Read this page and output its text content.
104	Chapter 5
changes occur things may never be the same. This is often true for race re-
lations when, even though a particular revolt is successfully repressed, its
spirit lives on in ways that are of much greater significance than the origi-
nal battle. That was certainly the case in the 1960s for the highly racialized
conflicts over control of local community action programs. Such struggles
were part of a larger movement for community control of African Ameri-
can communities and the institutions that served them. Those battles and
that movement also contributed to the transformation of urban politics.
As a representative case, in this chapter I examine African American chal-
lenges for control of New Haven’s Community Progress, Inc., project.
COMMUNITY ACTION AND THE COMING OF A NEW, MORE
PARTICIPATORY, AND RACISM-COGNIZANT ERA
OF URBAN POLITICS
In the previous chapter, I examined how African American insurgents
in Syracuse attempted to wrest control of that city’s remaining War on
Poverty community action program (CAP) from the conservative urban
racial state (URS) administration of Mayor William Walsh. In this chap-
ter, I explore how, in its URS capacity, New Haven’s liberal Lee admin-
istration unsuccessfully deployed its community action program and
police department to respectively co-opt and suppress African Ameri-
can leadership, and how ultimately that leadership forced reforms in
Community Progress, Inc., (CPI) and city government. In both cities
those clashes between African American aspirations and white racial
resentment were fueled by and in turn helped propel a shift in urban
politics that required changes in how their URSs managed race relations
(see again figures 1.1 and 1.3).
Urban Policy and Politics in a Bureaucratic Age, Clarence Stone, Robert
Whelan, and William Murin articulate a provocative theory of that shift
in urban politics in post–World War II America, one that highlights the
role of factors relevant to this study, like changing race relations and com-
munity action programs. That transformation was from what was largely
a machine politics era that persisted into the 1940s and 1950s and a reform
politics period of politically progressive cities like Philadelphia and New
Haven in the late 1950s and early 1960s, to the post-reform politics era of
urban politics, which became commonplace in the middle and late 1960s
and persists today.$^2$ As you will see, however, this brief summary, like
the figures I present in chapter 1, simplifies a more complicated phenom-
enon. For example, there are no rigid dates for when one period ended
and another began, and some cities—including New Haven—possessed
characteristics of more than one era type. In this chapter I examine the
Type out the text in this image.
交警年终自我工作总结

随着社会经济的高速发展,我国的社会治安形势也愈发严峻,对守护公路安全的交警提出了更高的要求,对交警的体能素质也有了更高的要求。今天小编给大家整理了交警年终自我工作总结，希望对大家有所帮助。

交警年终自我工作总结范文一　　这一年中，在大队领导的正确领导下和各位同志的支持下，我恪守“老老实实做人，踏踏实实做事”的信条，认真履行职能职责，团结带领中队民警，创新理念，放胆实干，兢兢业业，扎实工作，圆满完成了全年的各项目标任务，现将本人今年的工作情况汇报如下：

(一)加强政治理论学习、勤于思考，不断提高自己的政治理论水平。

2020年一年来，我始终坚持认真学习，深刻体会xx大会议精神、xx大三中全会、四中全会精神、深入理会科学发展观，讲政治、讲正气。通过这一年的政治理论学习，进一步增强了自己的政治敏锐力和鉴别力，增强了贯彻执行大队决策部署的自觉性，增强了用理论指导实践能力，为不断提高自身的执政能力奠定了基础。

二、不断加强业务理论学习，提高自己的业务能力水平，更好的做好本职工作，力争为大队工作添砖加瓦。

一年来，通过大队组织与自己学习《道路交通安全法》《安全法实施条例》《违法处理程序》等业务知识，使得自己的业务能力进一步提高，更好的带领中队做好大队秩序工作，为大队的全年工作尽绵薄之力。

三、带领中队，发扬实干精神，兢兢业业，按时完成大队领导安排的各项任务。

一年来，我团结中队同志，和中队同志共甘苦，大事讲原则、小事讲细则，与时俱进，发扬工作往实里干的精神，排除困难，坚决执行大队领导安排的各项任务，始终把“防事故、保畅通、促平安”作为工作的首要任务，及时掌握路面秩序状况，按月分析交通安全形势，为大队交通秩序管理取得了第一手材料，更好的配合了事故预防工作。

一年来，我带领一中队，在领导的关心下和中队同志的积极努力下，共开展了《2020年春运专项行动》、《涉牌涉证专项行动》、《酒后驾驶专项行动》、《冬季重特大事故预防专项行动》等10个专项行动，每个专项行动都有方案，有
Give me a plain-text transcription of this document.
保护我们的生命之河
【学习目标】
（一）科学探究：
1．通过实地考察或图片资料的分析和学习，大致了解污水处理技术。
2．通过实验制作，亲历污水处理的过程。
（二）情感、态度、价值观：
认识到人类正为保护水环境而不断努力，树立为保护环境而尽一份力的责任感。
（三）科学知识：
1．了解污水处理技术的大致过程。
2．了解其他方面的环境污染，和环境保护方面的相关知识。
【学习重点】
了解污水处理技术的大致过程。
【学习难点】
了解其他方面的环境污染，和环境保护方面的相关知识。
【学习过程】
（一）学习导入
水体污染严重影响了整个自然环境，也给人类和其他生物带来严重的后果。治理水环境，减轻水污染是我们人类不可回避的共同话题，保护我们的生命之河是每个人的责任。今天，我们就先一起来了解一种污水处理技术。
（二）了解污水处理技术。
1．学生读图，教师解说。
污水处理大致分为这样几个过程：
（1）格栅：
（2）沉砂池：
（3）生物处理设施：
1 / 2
☆ ☆ ☆ ☆ ☆ ☆ ☆
» **Your task**:
Identify the lines that contain the string "American", and copy every one of them.

» **Output for this task**:
As a representative case, in this chapter I examine African American chal-
In the previous chapter, I examined how African American insurgents
those clashes between African American aspirations and white racial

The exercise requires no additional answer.